# EXERCISE INSTRUCTIONS:
Every record should be written out exactly, with the pictures left out.
[BEGIN RECORDS FOR THE EXERCISE]
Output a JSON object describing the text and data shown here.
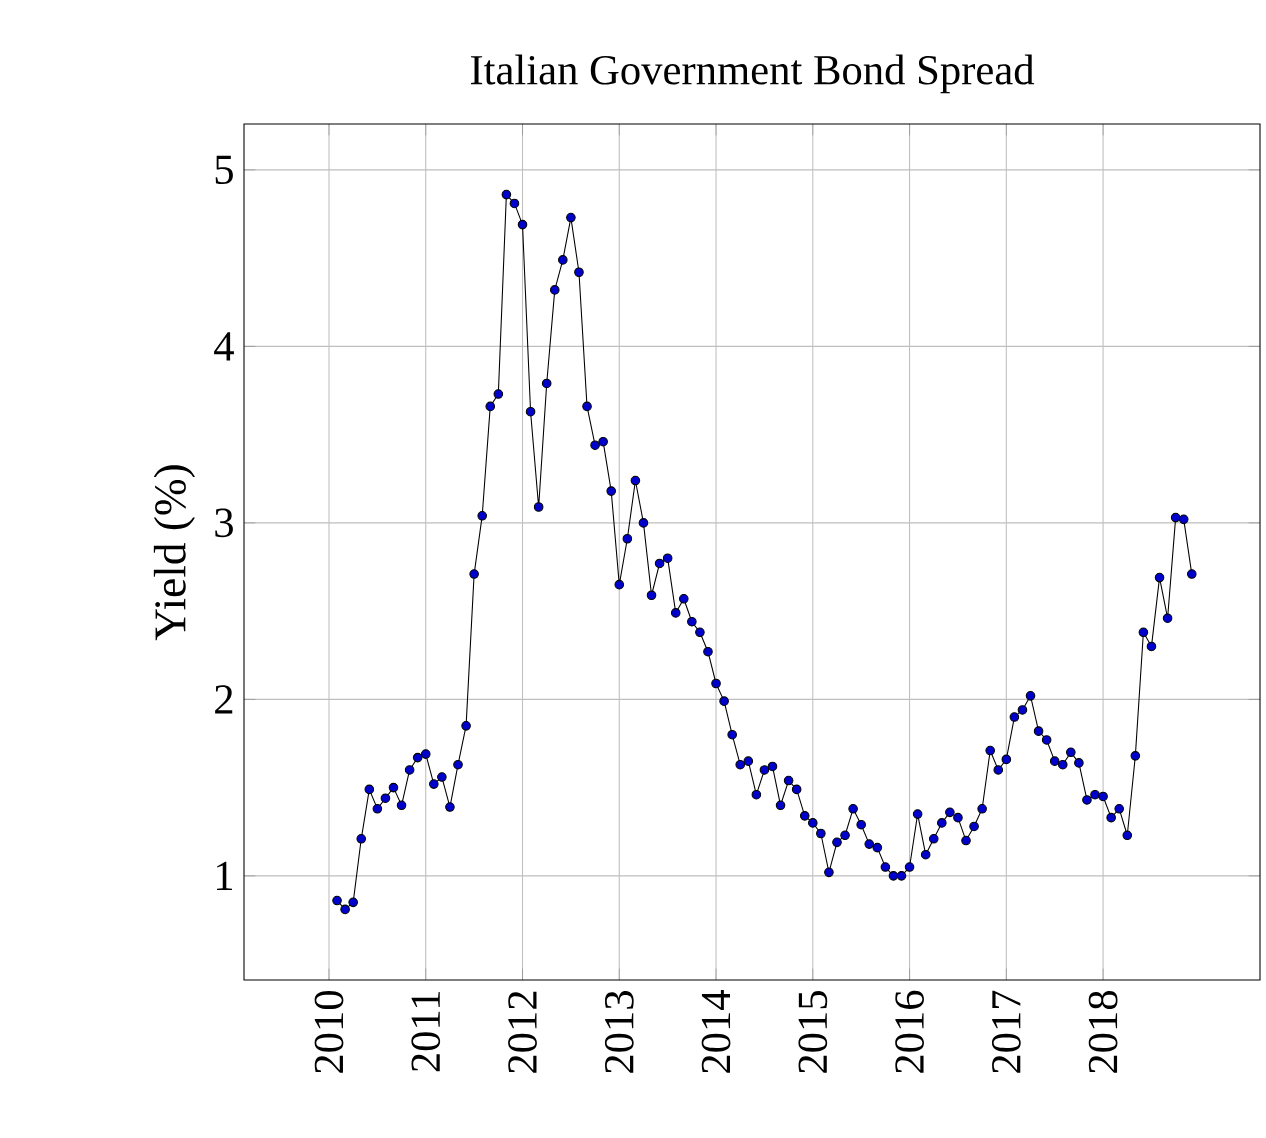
{
  "chart_data": {
    "type": "line",
    "title": "Italian Government Bond Spread",
    "ylabel": "Yield (%)",
    "x": [
      "2010-02",
      "2010-03",
      "2010-04",
      "2010-05",
      "2010-06",
      "2010-07",
      "2010-08",
      "2010-09",
      "2010-10",
      "2010-11",
      "2010-12",
      "2011-01",
      "2011-02",
      "2011-03",
      "2011-04",
      "2011-05",
      "2011-06",
      "2011-07",
      "2011-08",
      "2011-09",
      "2011-10",
      "2011-11",
      "2011-12",
      "2012-01",
      "2012-02",
      "2012-03",
      "2012-04",
      "2012-05",
      "2012-06",
      "2012-07",
      "2012-08",
      "2012-09",
      "2012-10",
      "2012-11",
      "2012-12",
      "2013-01",
      "2013-02",
      "2013-03",
      "2013-04",
      "2013-05",
      "2013-06",
      "2013-07",
      "2013-08",
      "2013-09",
      "2013-10",
      "2013-11",
      "2013-12",
      "2014-01",
      "2014-02",
      "2014-03",
      "2014-04",
      "2014-05",
      "2014-06",
      "2014-07",
      "2014-08",
      "2014-09",
      "2014-10",
      "2014-11",
      "2014-12",
      "2015-01",
      "2015-02",
      "2015-03",
      "2015-04",
      "2015-05",
      "2015-06",
      "2015-07",
      "2015-08",
      "2015-09",
      "2015-10",
      "2015-11",
      "2015-12",
      "2016-01",
      "2016-02",
      "2016-03",
      "2016-04",
      "2016-05",
      "2016-06",
      "2016-07",
      "2016-08",
      "2016-09",
      "2016-10",
      "2016-11",
      "2016-12",
      "2017-01",
      "2017-02",
      "2017-03",
      "2017-04",
      "2017-05",
      "2017-06",
      "2017-07",
      "2017-08",
      "2017-09",
      "2017-10",
      "2017-11",
      "2017-12",
      "2018-01",
      "2018-02",
      "2018-03",
      "2018-04",
      "2018-05",
      "2018-06",
      "2018-07",
      "2018-08",
      "2018-09",
      "2018-10",
      "2018-11",
      "2018-12"
    ],
    "values": [
      0.86,
      0.81,
      0.85,
      1.21,
      1.49,
      1.38,
      1.44,
      1.5,
      1.4,
      1.6,
      1.67,
      1.69,
      1.52,
      1.56,
      1.39,
      1.63,
      1.85,
      2.71,
      3.04,
      3.66,
      3.73,
      4.86,
      4.81,
      4.69,
      3.63,
      3.09,
      3.79,
      4.32,
      4.49,
      4.73,
      4.42,
      3.66,
      3.44,
      3.46,
      3.18,
      2.65,
      2.91,
      3.24,
      3.0,
      2.59,
      2.77,
      2.8,
      2.49,
      2.57,
      2.44,
      2.38,
      2.27,
      2.09,
      1.99,
      1.8,
      1.63,
      1.65,
      1.46,
      1.6,
      1.62,
      1.4,
      1.54,
      1.49,
      1.34,
      1.3,
      1.24,
      1.02,
      1.19,
      1.23,
      1.38,
      1.29,
      1.18,
      1.16,
      1.05,
      1.0,
      1.0,
      1.05,
      1.35,
      1.12,
      1.21,
      1.3,
      1.36,
      1.33,
      1.2,
      1.28,
      1.38,
      1.71,
      1.6,
      1.66,
      1.9,
      1.94,
      2.02,
      1.82,
      1.77,
      1.65,
      1.63,
      1.7,
      1.64,
      1.43,
      1.46,
      1.45,
      1.33,
      1.38,
      1.23,
      1.68,
      2.38,
      2.3,
      2.69,
      2.46,
      3.03,
      3.02,
      2.71
    ],
    "color": "#0000cc",
    "marker": "circle",
    "line_style": "solid",
    "grid": true,
    "xlim": [
      "2009-02-15",
      "2019-08-15"
    ],
    "xticks": [
      "2010",
      "2011",
      "2012",
      "2013",
      "2014",
      "2015",
      "2016",
      "2017",
      "2018"
    ],
    "ylim": [
      0.41,
      5.26
    ],
    "yticks": [
      1,
      2,
      3,
      4,
      5
    ]
  }
}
[END RECORDS FOR THE EXERCISE]
# OUTPUT:
Output a JSON object describing the text and data shown here.
{
  "chart_data": {
    "type": "line",
    "title": "Italian Government Bond Spread",
    "ylabel": "Yield (%)",
    "x": [
      "2010-02",
      "2010-03",
      "2010-04",
      "2010-05",
      "2010-06",
      "2010-07",
      "2010-08",
      "2010-09",
      "2010-10",
      "2010-11",
      "2010-12",
      "2011-01",
      "2011-02",
      "2011-03",
      "2011-04",
      "2011-05",
      "2011-06",
      "2011-07",
      "2011-08",
      "2011-09",
      "2011-10",
      "2011-11",
      "2011-12",
      "2012-01",
      "2012-02",
      "2012-03",
      "2012-04",
      "2012-05",
      "2012-06",
      "2012-07",
      "2012-08",
      "2012-09",
      "2012-10",
      "2012-11",
      "2012-12",
      "2013-01",
      "2013-02",
      "2013-03",
      "2013-04",
      "2013-05",
      "2013-06",
      "2013-07",
      "2013-08",
      "2013-09",
      "2013-10",
      "2013-11",
      "2013-12",
      "2014-01",
      "2014-02",
      "2014-03",
      "2014-04",
      "2014-05",
      "2014-06",
      "2014-07",
      "2014-08",
      "2014-09",
      "2014-10",
      "2014-11",
      "2014-12",
      "2015-01",
      "2015-02",
      "2015-03",
      "2015-04",
      "2015-05",
      "2015-06",
      "2015-07",
      "2015-08",
      "2015-09",
      "2015-10",
      "2015-11",
      "2015-12",
      "2016-01",
      "2016-02",
      "2016-03",
      "2016-04",
      "2016-05",
      "2016-06",
      "2016-07",
      "2016-08",
      "2016-09",
      "2016-10",
      "2016-11",
      "2016-12",
      "2017-01",
      "2017-02",
      "2017-03",
      "2017-04",
      "2017-05",
      "2017-06",
      "2017-07",
      "2017-08",
      "2017-09",
      "2017-10",
      "2017-11",
      "2017-12",
      "2018-01",
      "2018-02",
      "2018-03",
      "2018-04",
      "2018-05",
      "2018-06",
      "2018-07",
      "2018-08",
      "2018-09",
      "2018-10",
      "2018-11",
      "2018-12"
    ],
    "values": [
      0.86,
      0.81,
      0.85,
      1.21,
      1.49,
      1.38,
      1.44,
      1.5,
      1.4,
      1.6,
      1.67,
      1.69,
      1.52,
      1.56,
      1.39,
      1.63,
      1.85,
      2.71,
      3.04,
      3.66,
      3.73,
      4.86,
      4.81,
      4.69,
      3.63,
      3.09,
      3.79,
      4.32,
      4.49,
      4.73,
      4.42,
      3.66,
      3.44,
      3.46,
      3.18,
      2.65,
      2.91,
      3.24,
      3.0,
      2.59,
      2.77,
      2.8,
      2.49,
      2.57,
      2.44,
      2.38,
      2.27,
      2.09,
      1.99,
      1.8,
      1.63,
      1.65,
      1.46,
      1.6,
      1.62,
      1.4,
      1.54,
      1.49,
      1.34,
      1.3,
      1.24,
      1.02,
      1.19,
      1.23,
      1.38,
      1.29,
      1.18,
      1.16,
      1.05,
      1.0,
      1.0,
      1.05,
      1.35,
      1.12,
      1.21,
      1.3,
      1.36,
      1.33,
      1.2,
      1.28,
      1.38,
      1.71,
      1.6,
      1.66,
      1.9,
      1.94,
      2.02,
      1.82,
      1.77,
      1.65,
      1.63,
      1.7,
      1.64,
      1.43,
      1.46,
      1.45,
      1.33,
      1.38,
      1.23,
      1.68,
      2.38,
      2.3,
      2.69,
      2.46,
      3.03,
      3.02,
      2.71
    ],
    "color": "#0000cc",
    "marker": "circle",
    "line_style": "solid",
    "grid": true,
    "xlim": [
      "2009-02-15",
      "2019-08-15"
    ],
    "xticks": [
      "2010",
      "2011",
      "2012",
      "2013",
      "2014",
      "2015",
      "2016",
      "2017",
      "2018"
    ],
    "ylim": [
      0.41,
      5.26
    ],
    "yticks": [
      1,
      2,
      3,
      4,
      5
    ]
  }
}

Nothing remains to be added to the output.